● **PROBLEM REQUIREMENTS**:
For the word "Deal", copy every line of the material that includes it.

● **ENTRIES PROVIDED**:
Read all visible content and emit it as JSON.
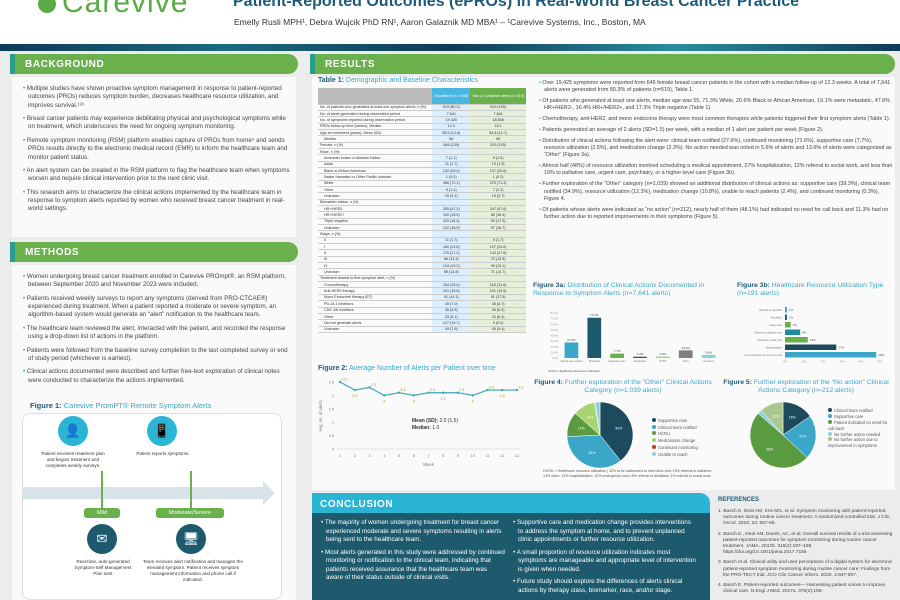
{
  "header": {
    "logo": "Carevive",
    "title": "Patient-Reported Outcomes (ePROs) in Real-World Breast Cancer Practice",
    "authors": "Emelly Rusli MPH¹, Debra Wujcik PhD RN¹, Aaron Galaznik MD MBA¹  –  ¹Carevive Systems, Inc., Boston, MA"
  },
  "background": {
    "heading": "BACKGROUND",
    "items": [
      "Multiple studies have shown proactive symptom management in response to patient-reported outcomes (PROs) reduces symptom burden, decreases healthcare resource utilization, and improves survival.¹²³",
      "Breast cancer patients may experience debilitating physical and psychological symptoms while on treatment, which underscores the need for ongoing symptom monitoring.",
      "Remote symptom monitoring (RSM) platform enables capture of PROs from home⁴ and sends PROs results directly to the electronic medical record (EMR) to inform the healthcare team and monitor patient status.",
      "An alert system can be created in the RSM platform to flag the healthcare team when symptoms worsen and require clinical intervention prior to the next clinic visit.",
      "This research aims to characterize the clinical actions implemented by the healthcare team in response to symptom alerts reported by women who received breast cancer treatment in real-world settings."
    ]
  },
  "methods": {
    "heading": "METHODS",
    "items": [
      "Women undergoing breast cancer treatment enrolled in Carevive PROmpt®, an RSM platform, between September 2020 and November 2023 were included.",
      "Patients received weekly surveys to report any symptoms (derived from PRO-CTCAE®) experienced during treatment. When a patient reported a moderate or severe symptom, an algorithm-based system would generate an “alert” notification to the healthcare team.",
      "The healthcare team reviewed the alert, interacted with the patient, and recorded the response using a drop-down list of actions in the platform.",
      "Patients were followed from the baseline survey completion to the last completed survey or end of study period (whichever is earliest).",
      "Clinical actions documented were described and further free-text exploration of clinical notes were conducted to characterize the actions implemented."
    ]
  },
  "figure1": {
    "label": "Figure 1:",
    "title": "Carevive PromPT® Remote Symptom Alerts",
    "step1": "Patient receives treatment plan and begins treatment and completes weekly surveys.",
    "step2": "Patient reports symptoms.",
    "mild": "Mild",
    "modsev": "Moderate/Severe",
    "mild_out": "Real-time, auto-generated Symptom-Self Management Plan sent",
    "modsev_out": "Team receives alert notification and manages the elevated symptom. Patient receives symptom management information and phone call if indicated."
  },
  "results": {
    "heading": "RESULTS",
    "items": [
      "Over 19,425 symptoms were reported from 646 female breast cancer patients in the cohort with a median follow-up of 12.3 weeks. A total of 7,641 alerts were generated from 80.3% of patients (n=519), Table 1.",
      "Of patients who generated at least one alerts, median age was 55, 71.3% White, 20.6% Black or African American, 19.1% were metastatic, 47.6% HR+/HER2-, 16.4% HR+/HER2+, and 17.3% Triple negative (Table 1).",
      "Chemotherapy, anti-HER2, and mono endocrine therapy were most common therapies while patients triggered their first symptom alerts (Table 1).",
      "Patients generated an average of 2 alerts (SD=1.5) per week, with a median of 1 alert per patient per week (Figure 2).",
      "Distribution of clinical actions following the alert were: clinical team notified (27.6%), continued monitoring (71.6%), supportive care (7.7%), resource utilization (2.5%), and medication change (2.3%). No action needed was noted in 5.6% of alerts and 13.6% of alerts were categorized as “Other” (Figure 3a).",
      "Almost half (48%) of resource utilization involved scheduling a medical appointment, 27% hospitalization, 12% referral to social work, and less than 10% to palliative care, urgent care, psychiatry, or a higher-level care (Figure 3b).",
      "Further exploration of the “Other” category (n=1,039) showed an additional distribution of clinical actions as: supportive care (39.3%), clinical team notified (34.9%), resource utilization (12.3%), medication change (10.8%), unable to reach patients (2.4%), and continued monitoring (0.3%), Figure 4.",
      "Of patients whose alerts were indicated as “no action” (n=212), nearly half of them (48.1%) had indicated no need for call back and 11.3% had no further action due to reported improvements in their symptoms (Figure 5)."
    ]
  },
  "table1": {
    "label": "Table 1:",
    "title": "Demographic and Baseline Characteristics",
    "col1": "All patients (n = 646)",
    "col2": "Had ≥1 symptom alerts (n=519)",
    "rows": [
      [
        "No. of patients who generated at least one symptom alerts, n (%)",
        "519 (80.3)",
        "519 (100)",
        0
      ],
      [
        "No. of alerts generated during observation period",
        "7,641",
        "7,641",
        0
      ],
      [
        "No. of symptoms reported during observation period",
        "19,425",
        "18,506",
        0
      ],
      [
        "PROs follow up time (weeks), Median",
        "12.3",
        "16.1",
        0
      ],
      [
        "Age at enrollment (years), Mean (SD)",
        "55.6 (12.6)",
        "54.8 (12.7)",
        0
      ],
      [
        "Median",
        "56",
        "55",
        1
      ],
      [
        "Female, n (%)",
        "646 (100)",
        "519 (100)",
        0
      ],
      [
        "Race, n (%)",
        "",
        "",
        0
      ],
      [
        "American Indian or Alaskan Native",
        "7 (1.1)",
        "5 (1.0)",
        1
      ],
      [
        "Asian",
        "11 (1.7)",
        "10 (1.9)",
        1
      ],
      [
        "Black or African American",
        "132 (20.4)",
        "107 (20.6)",
        1
      ],
      [
        "Native Hawaiian or Other Pacific Islander",
        "1 (0.2)",
        "1 (0.2)",
        1
      ],
      [
        "White",
        "466 (72.1)",
        "370 (71.3)",
        1
      ],
      [
        "Other",
        "9 (1.4)",
        "7 (1.3)",
        1
      ],
      [
        "Unknown",
        "20 (3.1)",
        "19 (3.7)",
        1
      ],
      [
        "Biomarker status, n (%)",
        "",
        "",
        0
      ],
      [
        "HR+/HER2-",
        "305 (47.2)",
        "247 (47.6)",
        1
      ],
      [
        "HR+/HER2+",
        "100 (15.5)",
        "85 (16.4)",
        1
      ],
      [
        "Triple negative",
        "119 (18.4)",
        "90 (17.3)",
        1
      ],
      [
        "Unknown",
        "122 (18.9)",
        "97 (18.7)",
        1
      ],
      [
        "Stage, n (%)",
        "",
        "",
        0
      ],
      [
        "0",
        "11 (1.7)",
        "9 (1.7)",
        1
      ],
      [
        "I",
        "160 (24.8)",
        "127 (24.5)",
        1
      ],
      [
        "II",
        "176 (27.2)",
        "143 (27.6)",
        1
      ],
      [
        "III",
        "86 (13.3)",
        "70 (13.5)",
        1
      ],
      [
        "IV",
        "124 (19.2)",
        "99 (19.1)",
        1
      ],
      [
        "Unknown",
        "89 (13.8)",
        "71 (13.7)",
        1
      ],
      [
        "Treatment closest to first symptom alert, n (%)",
        "",
        "",
        0
      ],
      [
        "Chemotherapy",
        "164 (25.4)",
        "164 (31.6)",
        1
      ],
      [
        "Anti-HER2 therapy",
        "101 (15.6)",
        "101 (19.5)",
        1
      ],
      [
        "Mono Endocrine therapy (ET)",
        "91 (14.1)",
        "91 (17.5)",
        1
      ],
      [
        "PD-1/L1 inhibitors",
        "45 (7.0)",
        "45 (8.7)",
        1
      ],
      [
        "CDK 4/6 inhibitors",
        "36 (5.6)",
        "36 (6.9)",
        1
      ],
      [
        "Other",
        "33 (5.1)",
        "33 (6.4)",
        1
      ],
      [
        "Did not generate alerts",
        "127 (19.7)",
        "0 (0.0)",
        1
      ],
      [
        "Unknown",
        "49 (7.6)",
        "49 (9.4)",
        1
      ]
    ]
  },
  "chart_data": [
    {
      "id": "fig2",
      "type": "line",
      "label": "Figure 2:",
      "title": "Average Number of Alerts per Patient over time",
      "xlabel": "Week",
      "ylabel": "Avg. no. of alerts",
      "x": [
        1,
        2,
        3,
        4,
        5,
        6,
        7,
        8,
        9,
        10,
        11,
        12,
        13
      ],
      "values": [
        2.5,
        2.2,
        2.3,
        2,
        2.1,
        2,
        2.1,
        2.1,
        2.1,
        2,
        2.2,
        2.2,
        2.2
      ],
      "ylim": [
        0,
        2.5
      ],
      "yticks": [
        "0",
        "0.5",
        "1",
        "1.5",
        "2",
        "2.5"
      ],
      "annotation": {
        "mean_label": "Mean (SD):",
        "mean": "2.0 (1.5)",
        "median_label": "Median:",
        "median": "1.0"
      },
      "color": "#3aa6b8"
    },
    {
      "id": "fig3a",
      "type": "bar",
      "label": "Figure 3a:",
      "title": "Distribution of Clinical Actions Documented in Response to Symptom Alerts (n=7,641 alerts)",
      "categories": [
        "Clinical team notified",
        "Monitoring",
        "Supportive Care",
        "Medication",
        "HCRU",
        "Other",
        "No action"
      ],
      "values": [
        27.6,
        71.6,
        7.7,
        2.3,
        2.5,
        13.6,
        5.6
      ],
      "colors": [
        "#3aa6c8",
        "#1e5a6e",
        "#6ab04c",
        "#1e5a6e",
        "#a8d46f",
        "#7f7f7f",
        "#8fd0e0"
      ],
      "ylim": [
        0,
        80
      ],
      "yticks": [
        "0.0%",
        "10.0%",
        "20.0%",
        "30.0%",
        "40.0%",
        "50.0%",
        "60.0%",
        "70.0%",
        "80.0%"
      ],
      "note": "HCRU: Healthcare Resource Utilization"
    },
    {
      "id": "fig3b",
      "type": "bar",
      "orientation": "horizontal",
      "label": "Figure 3b:",
      "title": "Healthcare Resource Utilization Type (n=191 alerts)",
      "categories": [
        "Referral to specialist",
        "Psychiatry",
        "Urgent care",
        "Referral to palliative care",
        "Referral to social work",
        "Hospitalization",
        "To be addressed at next clinic visit"
      ],
      "values": [
        1,
        1,
        3,
        8,
        12,
        27,
        48
      ],
      "colors": [
        "#3aa6c8",
        "#1e5a6e",
        "#6ab04c",
        "#1e8a9a",
        "#6ab04c",
        "#1e4a5e",
        "#3aa6c8"
      ],
      "xlim": [
        0,
        50
      ],
      "xticks": [
        "0%",
        "10%",
        "20%",
        "30%",
        "40%",
        "50%"
      ]
    },
    {
      "id": "fig4",
      "type": "pie",
      "label": "Figure 4:",
      "title": "Further exploration of the “Other” Clinical Actions Category (n=1,039 alerts)",
      "categories": [
        "Supportive care",
        "Clinical team notified",
        "HCRU",
        "Medications change",
        "Continued monitoring",
        "Unable to reach"
      ],
      "values": [
        39.3,
        34.9,
        12.3,
        10.8,
        0.3,
        2.4
      ],
      "colors": [
        "#1e4a5e",
        "#3aa6c8",
        "#5a9a40",
        "#a8d46f",
        "#c0392b",
        "#8fd0e0"
      ],
      "note": "HCRU = Healthcare resource utilization | 42% to be addressed at next clinic visit; 15% referral to radiation; 13% other; 13% hospitalization; 10% emergency room; 8% referral to dietitians; 2% referral to social work"
    },
    {
      "id": "fig5",
      "type": "pie",
      "label": "Figure 5:",
      "title": "Further exploration of the “No action” Clinical Actions Category (n=212 alerts)",
      "categories": [
        "Clinical team notified",
        "Supportive care",
        "Patient indicated no need for call back",
        "No further action needed",
        "No further action due to improvement in symptoms"
      ],
      "values": [
        15,
        21,
        48.1,
        2,
        11.3
      ],
      "colors": [
        "#1e4a5e",
        "#3aa6c8",
        "#5a9a40",
        "#8fd0e0",
        "#a8c890"
      ]
    }
  ],
  "conclusion": {
    "heading": "CONCLUSION",
    "left": [
      "The majority of women undergoing treatment for breast cancer experienced moderate and severe symptoms resulting in alerts being sent to the healthcare team.",
      "Most alerts generated in this study were addressed by continued monitoring or notification to the clinical team, indicating that patients received assurance that the healthcare team was aware of their status outside of clinical visits."
    ],
    "right": [
      "Supportive care and medication change provides interventions to address the symptom at home, and to prevent unplanned clinic appointments or further resource utilization.",
      "A small proportion of resource utilization indicates most symptoms are manageable and appropriate level of intervention is given when needed.",
      "Future study should explore the differences of alerts clinical actions by therapy class, biomarker, race, and/or stage."
    ]
  },
  "references": {
    "heading": "REFERENCES",
    "items": [
      "1. Basch E, Deal AM, Kris MG, et al. Symptom monitoring with patient-reported outcomes during routine cancer treatment: A randomized controlled trial. J Clin Oncol. 2016; 34: 557-65.",
      "2. Basch E., Deal AM, Dueck, AC, et al. Overall survival results of a trial assessing patient-reported outcomes for symptom monitoring during routine cancer treatment. JAMA. 2017b. 318(2):197–198. https://doi.org/10.1001/jama.2017.7156",
      "3. Basch et al. Clinical utility and user perceptions of a digital system for electronic patient-reported symptom monitoring during routine cancer care: Findings from the PRO-TECT trial. JCO Clin Cancer Inform. 2020. 4:947-957.",
      "4. Basch E. Patient-reported outcomes— Harnessing patient voices to improve clinical care. N Engl J Med. 2017a. 376(2):105-"
    ]
  }
}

● **ANSWER BELOW**:
      "1. Basch E, Deal AM, Kris MG, et al. Symptom monitoring with patient-reported outcomes during routine cancer treatment: A randomized controlled trial. J Clin Oncol. 2016; 34: 557-65.",
      "2. Basch E., Deal AM, Dueck, AC, et al. Overall survival results of a trial assessing patient-reported outcomes for symptom monitoring during routine cancer treatment. JAMA. 2017b. 318(2):197–198. https://doi.org/10.1001/jama.2017.7156",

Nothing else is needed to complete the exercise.